Objective: Reproduce each record exactly.

- - - -

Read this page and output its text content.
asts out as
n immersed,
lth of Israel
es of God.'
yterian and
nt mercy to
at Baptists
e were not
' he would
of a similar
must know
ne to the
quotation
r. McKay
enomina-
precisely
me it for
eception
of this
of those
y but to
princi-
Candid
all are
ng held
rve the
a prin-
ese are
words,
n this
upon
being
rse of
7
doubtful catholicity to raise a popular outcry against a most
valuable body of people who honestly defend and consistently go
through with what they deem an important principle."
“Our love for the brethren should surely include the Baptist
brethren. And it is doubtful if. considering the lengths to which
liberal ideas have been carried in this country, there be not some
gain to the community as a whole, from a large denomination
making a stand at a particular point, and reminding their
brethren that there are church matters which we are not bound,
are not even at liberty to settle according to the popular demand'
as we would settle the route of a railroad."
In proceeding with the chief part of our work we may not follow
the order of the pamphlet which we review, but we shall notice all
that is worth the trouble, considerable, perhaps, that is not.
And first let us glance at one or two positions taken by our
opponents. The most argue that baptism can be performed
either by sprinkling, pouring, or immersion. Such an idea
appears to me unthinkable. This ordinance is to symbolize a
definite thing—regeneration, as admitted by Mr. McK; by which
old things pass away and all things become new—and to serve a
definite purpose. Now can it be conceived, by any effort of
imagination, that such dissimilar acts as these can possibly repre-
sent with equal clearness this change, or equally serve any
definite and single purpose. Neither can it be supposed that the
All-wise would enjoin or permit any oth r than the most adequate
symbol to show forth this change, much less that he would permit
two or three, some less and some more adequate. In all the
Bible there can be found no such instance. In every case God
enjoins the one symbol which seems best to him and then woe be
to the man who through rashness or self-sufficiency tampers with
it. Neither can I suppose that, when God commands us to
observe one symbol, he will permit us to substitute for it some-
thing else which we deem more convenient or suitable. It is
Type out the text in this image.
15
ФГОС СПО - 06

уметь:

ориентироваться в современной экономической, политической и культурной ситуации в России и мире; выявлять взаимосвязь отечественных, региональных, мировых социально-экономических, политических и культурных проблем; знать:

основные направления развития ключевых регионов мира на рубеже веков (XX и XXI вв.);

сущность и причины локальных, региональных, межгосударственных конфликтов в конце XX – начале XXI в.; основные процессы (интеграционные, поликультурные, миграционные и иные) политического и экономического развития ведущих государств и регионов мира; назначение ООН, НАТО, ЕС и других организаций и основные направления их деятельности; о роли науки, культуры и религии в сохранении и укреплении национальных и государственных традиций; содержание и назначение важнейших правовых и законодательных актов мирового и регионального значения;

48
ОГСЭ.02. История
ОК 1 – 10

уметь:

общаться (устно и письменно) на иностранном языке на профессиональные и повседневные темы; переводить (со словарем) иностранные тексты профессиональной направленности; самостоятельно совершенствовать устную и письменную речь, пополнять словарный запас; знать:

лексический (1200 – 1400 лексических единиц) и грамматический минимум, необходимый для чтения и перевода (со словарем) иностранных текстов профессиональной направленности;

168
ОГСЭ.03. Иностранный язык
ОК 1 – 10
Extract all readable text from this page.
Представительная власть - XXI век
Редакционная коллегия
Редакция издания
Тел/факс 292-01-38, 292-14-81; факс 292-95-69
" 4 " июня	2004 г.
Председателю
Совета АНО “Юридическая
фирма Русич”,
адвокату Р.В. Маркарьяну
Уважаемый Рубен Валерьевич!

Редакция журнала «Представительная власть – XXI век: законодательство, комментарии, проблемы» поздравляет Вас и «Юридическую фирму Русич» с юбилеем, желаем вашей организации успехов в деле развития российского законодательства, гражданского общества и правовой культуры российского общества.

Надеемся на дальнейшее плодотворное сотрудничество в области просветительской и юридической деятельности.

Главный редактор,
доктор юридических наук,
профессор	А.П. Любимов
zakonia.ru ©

- - - -

Reply to the exercise:
Read this page and output its text content.
asts out as
n immersed,
lth of Israel
es of God.'
yterian and
nt mercy to
at Baptists
e were not
' he would
of a similar
must know
ne to the
quotation
r. McKay
enomina-
precisely
me it for
eception
of this
of those
y but to
princi-
Candid
all are
ng held
rve the
a prin-
ese are
words,
n this
upon
being
rse of
7
doubtful catholicity to raise a popular outcry against a most
valuable body of people who honestly defend and consistently go
through with what they deem an important principle."
“Our love for the brethren should surely include the Baptist
brethren. And it is doubtful if. considering the lengths to which
liberal ideas have been carried in this country, there be not some
gain to the community as a whole, from a large denomination
making a stand at a particular point, and reminding their
brethren that there are church matters which we are not bound,
are not even at liberty to settle according to the popular demand'
as we would settle the route of a railroad."
In proceeding with the chief part of our work we may not follow
the order of the pamphlet which we review, but we shall notice all
that is worth the trouble, considerable, perhaps, that is not.
And first let us glance at one or two positions taken by our
opponents. The most argue that baptism can be performed
either by sprinkling, pouring, or immersion. Such an idea
appears to me unthinkable. This ordinance is to symbolize a
definite thing—regeneration, as admitted by Mr. McK; by which
old things pass away and all things become new—and to serve a
definite purpose. Now can it be conceived, by any effort of
imagination, that such dissimilar acts as these can possibly repre-
sent with equal clearness this change, or equally serve any
definite and single purpose. Neither can it be supposed that the
All-wise would enjoin or permit any oth r than the most adequate
symbol to show forth this change, much less that he would permit
two or three, some less and some more adequate. In all the
Bible there can be found no such instance. In every case God
enjoins the one symbol which seems best to him and then woe be
to the man who through rashness or self-sufficiency tampers with
it. Neither can I suppose that, when God commands us to
observe one symbol, he will permit us to substitute for it some-
thing else which we deem more convenient or suitable. It is
Type out the text in this image.
15
ФГОС СПО - 06

уметь:

ориентироваться в современной экономической, политической и культурной ситуации в России и мире; выявлять взаимосвязь отечественных, региональных, мировых социально-экономических, политических и культурных проблем; знать:

основные направления развития ключевых регионов мира на рубеже веков (XX и XXI вв.);

сущность и причины локальных, региональных, межгосударственных конфликтов в конце XX – начале XXI в.; основные процессы (интеграционные, поликультурные, миграционные и иные) политического и экономического развития ведущих государств и регионов мира; назначение ООН, НАТО, ЕС и других организаций и основные направления их деятельности; о роли науки, культуры и религии в сохранении и укреплении национальных и государственных традиций; содержание и назначение важнейших правовых и законодательных актов мирового и регионального значения;

48
ОГСЭ.02. История
ОК 1 – 10

уметь:

общаться (устно и письменно) на иностранном языке на профессиональные и повседневные темы; переводить (со словарем) иностранные тексты профессиональной направленности; самостоятельно совершенствовать устную и письменную речь, пополнять словарный запас; знать:

лексический (1200 – 1400 лексических единиц) и грамматический минимум, необходимый для чтения и перевода (со словарем) иностранных текстов профессиональной направленности;

168
ОГСЭ.03. Иностранный язык
ОК 1 – 10
Extract all readable text from this page.
Представительная власть - XXI век
Редакционная коллегия
Редакция издания
Тел/факс 292-01-38, 292-14-81; факс 292-95-69
" 4 " июня	2004 г.
Председателю
Совета АНО “Юридическая
фирма Русич”,
адвокату Р.В. Маркарьяну
Уважаемый Рубен Валерьевич!

Редакция журнала «Представительная власть – XXI век: законодательство, комментарии, проблемы» поздравляет Вас и «Юридическую фирму Русич» с юбилеем, желаем вашей организации успехов в деле развития российского законодательства, гражданского общества и правовой культуры российского общества.

Надеемся на дальнейшее плодотворное сотрудничество в области просветительской и юридической деятельности.

Главный редактор,
доктор юридических наук,
профессор	А.П. Любимов
zakonia.ru ©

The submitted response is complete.